**Exercise data:**
☆ ☆ ☆ ☆ ☆
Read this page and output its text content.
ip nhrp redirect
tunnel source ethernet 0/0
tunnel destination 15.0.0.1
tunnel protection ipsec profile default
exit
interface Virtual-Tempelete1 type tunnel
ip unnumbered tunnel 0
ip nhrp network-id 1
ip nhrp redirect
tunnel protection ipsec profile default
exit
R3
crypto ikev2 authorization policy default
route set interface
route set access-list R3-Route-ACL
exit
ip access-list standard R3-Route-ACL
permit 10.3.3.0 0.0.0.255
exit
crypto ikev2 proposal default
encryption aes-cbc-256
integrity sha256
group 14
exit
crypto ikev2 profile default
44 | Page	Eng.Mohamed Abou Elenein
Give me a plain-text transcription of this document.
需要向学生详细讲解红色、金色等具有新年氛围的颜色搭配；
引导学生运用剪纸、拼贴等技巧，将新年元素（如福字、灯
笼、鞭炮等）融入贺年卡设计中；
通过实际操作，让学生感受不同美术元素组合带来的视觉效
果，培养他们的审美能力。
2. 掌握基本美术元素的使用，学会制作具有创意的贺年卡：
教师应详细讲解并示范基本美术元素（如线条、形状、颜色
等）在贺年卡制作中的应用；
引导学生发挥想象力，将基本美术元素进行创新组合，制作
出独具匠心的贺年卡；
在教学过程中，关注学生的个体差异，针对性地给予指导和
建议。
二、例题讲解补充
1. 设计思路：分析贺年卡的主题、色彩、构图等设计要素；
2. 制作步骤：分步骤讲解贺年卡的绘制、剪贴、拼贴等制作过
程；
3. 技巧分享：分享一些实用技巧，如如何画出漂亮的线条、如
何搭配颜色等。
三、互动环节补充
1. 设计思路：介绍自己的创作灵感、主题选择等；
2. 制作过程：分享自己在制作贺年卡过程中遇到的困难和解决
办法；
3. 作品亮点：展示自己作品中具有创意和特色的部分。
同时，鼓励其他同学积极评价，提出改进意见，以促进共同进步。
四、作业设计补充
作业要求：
☆ ☆ ☆ ☆ ☆
**Description of the task:** Output all of the material, please, exactly as it stands.

**Answer for the task:**
Read this page and output its text content.
ip nhrp redirect
tunnel source ethernet 0/0
tunnel destination 15.0.0.1
tunnel protection ipsec profile default
exit
interface Virtual-Tempelete1 type tunnel
ip unnumbered tunnel 0
ip nhrp network-id 1
ip nhrp redirect
tunnel protection ipsec profile default
exit
R3
crypto ikev2 authorization policy default
route set interface
route set access-list R3-Route-ACL
exit
ip access-list standard R3-Route-ACL
permit 10.3.3.0 0.0.0.255
exit
crypto ikev2 proposal default
encryption aes-cbc-256
integrity sha256
group 14
exit
crypto ikev2 profile default
44 | Page	Eng.Mohamed Abou Elenein
Give me a plain-text transcription of this document.
需要向学生详细讲解红色、金色等具有新年氛围的颜色搭配；
引导学生运用剪纸、拼贴等技巧，将新年元素（如福字、灯
笼、鞭炮等）融入贺年卡设计中；
通过实际操作，让学生感受不同美术元素组合带来的视觉效
果，培养他们的审美能力。
2. 掌握基本美术元素的使用，学会制作具有创意的贺年卡：
教师应详细讲解并示范基本美术元素（如线条、形状、颜色
等）在贺年卡制作中的应用；
引导学生发挥想象力，将基本美术元素进行创新组合，制作
出独具匠心的贺年卡；
在教学过程中，关注学生的个体差异，针对性地给予指导和
建议。
二、例题讲解补充
1. 设计思路：分析贺年卡的主题、色彩、构图等设计要素；
2. 制作步骤：分步骤讲解贺年卡的绘制、剪贴、拼贴等制作过
程；
3. 技巧分享：分享一些实用技巧，如如何画出漂亮的线条、如
何搭配颜色等。
三、互动环节补充
1. 设计思路：介绍自己的创作灵感、主题选择等；
2. 制作过程：分享自己在制作贺年卡过程中遇到的困难和解决
办法；
3. 作品亮点：展示自己作品中具有创意和特色的部分。
同时，鼓励其他同学积极评价，提出改进意见，以促进共同进步。
四、作业设计补充
作业要求：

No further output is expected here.